__Some records__:

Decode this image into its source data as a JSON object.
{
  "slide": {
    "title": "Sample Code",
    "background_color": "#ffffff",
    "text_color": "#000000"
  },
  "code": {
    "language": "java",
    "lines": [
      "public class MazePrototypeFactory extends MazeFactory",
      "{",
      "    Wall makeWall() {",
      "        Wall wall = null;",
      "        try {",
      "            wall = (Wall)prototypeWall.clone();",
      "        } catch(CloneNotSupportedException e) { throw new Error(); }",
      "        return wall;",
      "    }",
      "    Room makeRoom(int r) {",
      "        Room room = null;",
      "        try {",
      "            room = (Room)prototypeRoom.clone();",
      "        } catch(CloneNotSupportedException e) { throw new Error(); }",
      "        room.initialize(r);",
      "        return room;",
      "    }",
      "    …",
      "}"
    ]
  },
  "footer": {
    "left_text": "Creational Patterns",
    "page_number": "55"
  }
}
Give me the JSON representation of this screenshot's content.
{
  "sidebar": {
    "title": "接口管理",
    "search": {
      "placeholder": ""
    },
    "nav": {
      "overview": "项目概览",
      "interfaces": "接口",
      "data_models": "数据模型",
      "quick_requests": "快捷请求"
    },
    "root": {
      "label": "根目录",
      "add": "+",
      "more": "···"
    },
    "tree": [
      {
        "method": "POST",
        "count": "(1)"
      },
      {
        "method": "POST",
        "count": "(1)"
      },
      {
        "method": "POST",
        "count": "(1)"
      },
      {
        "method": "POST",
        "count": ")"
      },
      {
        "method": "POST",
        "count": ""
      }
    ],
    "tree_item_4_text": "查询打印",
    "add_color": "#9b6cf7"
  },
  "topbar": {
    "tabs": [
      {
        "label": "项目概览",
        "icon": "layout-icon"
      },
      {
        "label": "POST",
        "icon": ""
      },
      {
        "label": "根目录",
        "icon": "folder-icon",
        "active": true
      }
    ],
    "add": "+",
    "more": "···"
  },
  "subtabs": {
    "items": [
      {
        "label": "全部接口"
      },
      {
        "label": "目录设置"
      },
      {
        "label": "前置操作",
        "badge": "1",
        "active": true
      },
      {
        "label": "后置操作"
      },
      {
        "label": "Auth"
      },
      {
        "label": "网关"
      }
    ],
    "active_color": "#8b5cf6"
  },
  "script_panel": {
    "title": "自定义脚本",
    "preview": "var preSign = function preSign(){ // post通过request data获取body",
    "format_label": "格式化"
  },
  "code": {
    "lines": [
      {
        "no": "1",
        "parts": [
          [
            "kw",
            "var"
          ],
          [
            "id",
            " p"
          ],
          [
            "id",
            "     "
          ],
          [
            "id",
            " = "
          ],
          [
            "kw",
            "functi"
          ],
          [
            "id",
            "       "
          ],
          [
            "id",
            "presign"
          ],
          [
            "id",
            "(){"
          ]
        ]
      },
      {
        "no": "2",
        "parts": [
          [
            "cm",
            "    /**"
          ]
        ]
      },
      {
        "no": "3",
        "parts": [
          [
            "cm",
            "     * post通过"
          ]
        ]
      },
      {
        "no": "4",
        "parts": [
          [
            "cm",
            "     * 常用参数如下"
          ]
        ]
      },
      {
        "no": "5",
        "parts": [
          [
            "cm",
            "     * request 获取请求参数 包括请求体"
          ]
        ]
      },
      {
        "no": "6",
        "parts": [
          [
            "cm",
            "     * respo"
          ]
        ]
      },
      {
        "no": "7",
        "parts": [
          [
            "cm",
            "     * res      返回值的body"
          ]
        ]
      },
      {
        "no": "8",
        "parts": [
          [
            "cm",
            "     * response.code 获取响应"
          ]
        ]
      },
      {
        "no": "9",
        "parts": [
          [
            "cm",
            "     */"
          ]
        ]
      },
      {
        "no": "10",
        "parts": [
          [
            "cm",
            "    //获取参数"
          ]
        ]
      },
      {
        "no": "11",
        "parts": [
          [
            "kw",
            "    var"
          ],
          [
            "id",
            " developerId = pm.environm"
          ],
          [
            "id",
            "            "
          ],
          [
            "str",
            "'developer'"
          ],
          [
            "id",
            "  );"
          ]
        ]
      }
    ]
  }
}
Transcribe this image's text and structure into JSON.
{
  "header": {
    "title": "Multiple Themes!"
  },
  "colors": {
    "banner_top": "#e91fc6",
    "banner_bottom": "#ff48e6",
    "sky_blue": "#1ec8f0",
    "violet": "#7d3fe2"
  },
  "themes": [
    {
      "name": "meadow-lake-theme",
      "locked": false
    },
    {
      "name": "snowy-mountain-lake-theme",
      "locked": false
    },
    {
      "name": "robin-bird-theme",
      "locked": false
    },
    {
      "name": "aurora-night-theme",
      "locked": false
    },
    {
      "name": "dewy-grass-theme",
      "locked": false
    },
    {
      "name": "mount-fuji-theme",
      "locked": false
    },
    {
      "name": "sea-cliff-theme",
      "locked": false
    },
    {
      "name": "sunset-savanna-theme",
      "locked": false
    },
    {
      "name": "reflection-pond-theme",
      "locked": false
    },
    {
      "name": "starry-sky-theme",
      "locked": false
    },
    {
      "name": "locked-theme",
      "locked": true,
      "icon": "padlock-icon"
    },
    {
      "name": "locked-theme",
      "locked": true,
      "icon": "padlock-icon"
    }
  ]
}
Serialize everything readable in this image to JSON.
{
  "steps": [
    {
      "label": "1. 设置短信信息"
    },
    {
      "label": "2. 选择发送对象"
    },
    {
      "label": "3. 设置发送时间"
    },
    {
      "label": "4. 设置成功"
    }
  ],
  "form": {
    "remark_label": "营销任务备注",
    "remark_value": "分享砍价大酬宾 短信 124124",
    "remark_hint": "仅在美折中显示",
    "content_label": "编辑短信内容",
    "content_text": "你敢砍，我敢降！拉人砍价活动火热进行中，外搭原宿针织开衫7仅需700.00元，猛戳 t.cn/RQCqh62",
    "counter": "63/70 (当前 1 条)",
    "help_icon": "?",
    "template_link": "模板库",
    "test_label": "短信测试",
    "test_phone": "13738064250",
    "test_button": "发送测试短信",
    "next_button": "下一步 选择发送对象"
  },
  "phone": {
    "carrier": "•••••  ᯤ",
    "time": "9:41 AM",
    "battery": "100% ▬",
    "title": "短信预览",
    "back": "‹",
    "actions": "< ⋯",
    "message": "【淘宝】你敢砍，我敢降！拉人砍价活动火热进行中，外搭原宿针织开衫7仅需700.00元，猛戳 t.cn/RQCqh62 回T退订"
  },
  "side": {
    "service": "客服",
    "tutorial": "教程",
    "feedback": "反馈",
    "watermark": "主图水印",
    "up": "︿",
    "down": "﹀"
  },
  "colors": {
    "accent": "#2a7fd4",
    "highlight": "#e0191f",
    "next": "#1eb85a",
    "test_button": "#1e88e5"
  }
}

__Task to carry out__: State the number of lines in the preceding entries that include the word "this". Provide nothing else.

__Right answer__: 4